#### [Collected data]
------------------------------------------------------------------------

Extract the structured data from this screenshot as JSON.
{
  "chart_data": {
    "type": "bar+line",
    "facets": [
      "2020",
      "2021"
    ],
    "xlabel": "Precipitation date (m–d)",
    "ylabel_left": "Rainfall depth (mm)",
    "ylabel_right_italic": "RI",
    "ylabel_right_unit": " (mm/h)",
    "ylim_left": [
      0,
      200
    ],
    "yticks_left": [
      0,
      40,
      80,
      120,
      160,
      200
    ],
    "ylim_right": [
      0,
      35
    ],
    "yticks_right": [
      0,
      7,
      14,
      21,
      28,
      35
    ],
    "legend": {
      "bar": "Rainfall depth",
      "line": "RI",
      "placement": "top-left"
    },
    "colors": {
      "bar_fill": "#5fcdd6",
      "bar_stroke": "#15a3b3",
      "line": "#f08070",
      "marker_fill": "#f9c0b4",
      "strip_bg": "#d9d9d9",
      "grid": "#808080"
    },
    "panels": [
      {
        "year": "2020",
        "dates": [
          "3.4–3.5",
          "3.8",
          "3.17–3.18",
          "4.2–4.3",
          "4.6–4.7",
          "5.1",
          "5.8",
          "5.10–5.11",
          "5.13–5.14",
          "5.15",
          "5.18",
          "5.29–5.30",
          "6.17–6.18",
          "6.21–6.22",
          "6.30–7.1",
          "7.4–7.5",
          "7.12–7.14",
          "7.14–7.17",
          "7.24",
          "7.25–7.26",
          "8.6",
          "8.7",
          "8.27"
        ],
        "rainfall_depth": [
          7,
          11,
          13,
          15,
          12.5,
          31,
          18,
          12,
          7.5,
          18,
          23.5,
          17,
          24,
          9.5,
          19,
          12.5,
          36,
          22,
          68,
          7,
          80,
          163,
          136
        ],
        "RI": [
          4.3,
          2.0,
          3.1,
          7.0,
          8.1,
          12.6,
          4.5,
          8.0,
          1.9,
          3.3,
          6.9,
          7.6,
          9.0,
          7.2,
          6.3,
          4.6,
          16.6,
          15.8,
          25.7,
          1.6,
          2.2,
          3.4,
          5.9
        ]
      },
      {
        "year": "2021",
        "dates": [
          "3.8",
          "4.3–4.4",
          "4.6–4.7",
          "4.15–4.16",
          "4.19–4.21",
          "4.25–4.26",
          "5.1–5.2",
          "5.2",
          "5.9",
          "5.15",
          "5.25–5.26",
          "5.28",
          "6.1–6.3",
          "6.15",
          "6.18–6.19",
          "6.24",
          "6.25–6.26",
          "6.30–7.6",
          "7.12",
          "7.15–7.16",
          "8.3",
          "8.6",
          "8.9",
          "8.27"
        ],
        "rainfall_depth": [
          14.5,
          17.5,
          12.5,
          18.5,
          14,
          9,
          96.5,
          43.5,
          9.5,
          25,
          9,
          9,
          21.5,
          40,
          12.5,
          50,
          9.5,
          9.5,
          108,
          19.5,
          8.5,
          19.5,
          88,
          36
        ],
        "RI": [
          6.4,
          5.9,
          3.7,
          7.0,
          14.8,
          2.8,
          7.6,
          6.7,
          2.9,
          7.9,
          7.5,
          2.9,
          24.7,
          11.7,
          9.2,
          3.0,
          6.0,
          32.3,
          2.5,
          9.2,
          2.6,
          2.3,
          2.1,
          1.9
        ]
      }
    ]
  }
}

------------------------------------------------------------------------

#### [Directions]
All of the lines above must be returned exactly.

#### [Response]
Extract the structured data from this screenshot as JSON.
{
  "chart_data": {
    "type": "bar+line",
    "facets": [
      "2020",
      "2021"
    ],
    "xlabel": "Precipitation date (m–d)",
    "ylabel_left": "Rainfall depth (mm)",
    "ylabel_right_italic": "RI",
    "ylabel_right_unit": " (mm/h)",
    "ylim_left": [
      0,
      200
    ],
    "yticks_left": [
      0,
      40,
      80,
      120,
      160,
      200
    ],
    "ylim_right": [
      0,
      35
    ],
    "yticks_right": [
      0,
      7,
      14,
      21,
      28,
      35
    ],
    "legend": {
      "bar": "Rainfall depth",
      "line": "RI",
      "placement": "top-left"
    },
    "colors": {
      "bar_fill": "#5fcdd6",
      "bar_stroke": "#15a3b3",
      "line": "#f08070",
      "marker_fill": "#f9c0b4",
      "strip_bg": "#d9d9d9",
      "grid": "#808080"
    },
    "panels": [
      {
        "year": "2020",
        "dates": [
          "3.4–3.5",
          "3.8",
          "3.17–3.18",
          "4.2–4.3",
          "4.6–4.7",
          "5.1",
          "5.8",
          "5.10–5.11",
          "5.13–5.14",
          "5.15",
          "5.18",
          "5.29–5.30",
          "6.17–6.18",
          "6.21–6.22",
          "6.30–7.1",
          "7.4–7.5",
          "7.12–7.14",
          "7.14–7.17",
          "7.24",
          "7.25–7.26",
          "8.6",
          "8.7",
          "8.27"
        ],
        "rainfall_depth": [
          7,
          11,
          13,
          15,
          12.5,
          31,
          18,
          12,
          7.5,
          18,
          23.5,
          17,
          24,
          9.5,
          19,
          12.5,
          36,
          22,
          68,
          7,
          80,
          163,
          136
        ],
        "RI": [
          4.3,
          2.0,
          3.1,
          7.0,
          8.1,
          12.6,
          4.5,
          8.0,
          1.9,
          3.3,
          6.9,
          7.6,
          9.0,
          7.2,
          6.3,
          4.6,
          16.6,
          15.8,
          25.7,
          1.6,
          2.2,
          3.4,
          5.9
        ]
      },
      {
        "year": "2021",
        "dates": [
          "3.8",
          "4.3–4.4",
          "4.6–4.7",
          "4.15–4.16",
          "4.19–4.21",
          "4.25–4.26",
          "5.1–5.2",
          "5.2",
          "5.9",
          "5.15",
          "5.25–5.26",
          "5.28",
          "6.1–6.3",
          "6.15",
          "6.18–6.19",
          "6.24",
          "6.25–6.26",
          "6.30–7.6",
          "7.12",
          "7.15–7.16",
          "8.3",
          "8.6",
          "8.9",
          "8.27"
        ],
        "rainfall_depth": [
          14.5,
          17.5,
          12.5,
          18.5,
          14,
          9,
          96.5,
          43.5,
          9.5,
          25,
          9,
          9,
          21.5,
          40,
          12.5,
          50,
          9.5,
          9.5,
          108,
          19.5,
          8.5,
          19.5,
          88,
          36
        ],
        "RI": [
          6.4,
          5.9,
          3.7,
          7.0,
          14.8,
          2.8,
          7.6,
          6.7,
          2.9,
          7.9,
          7.5,
          2.9,
          24.7,
          11.7,
          9.2,
          3.0,
          6.0,
          32.3,
          2.5,
          9.2,
          2.6,
          2.3,
          2.1,
          1.9
        ]
      }
    ]
  }
}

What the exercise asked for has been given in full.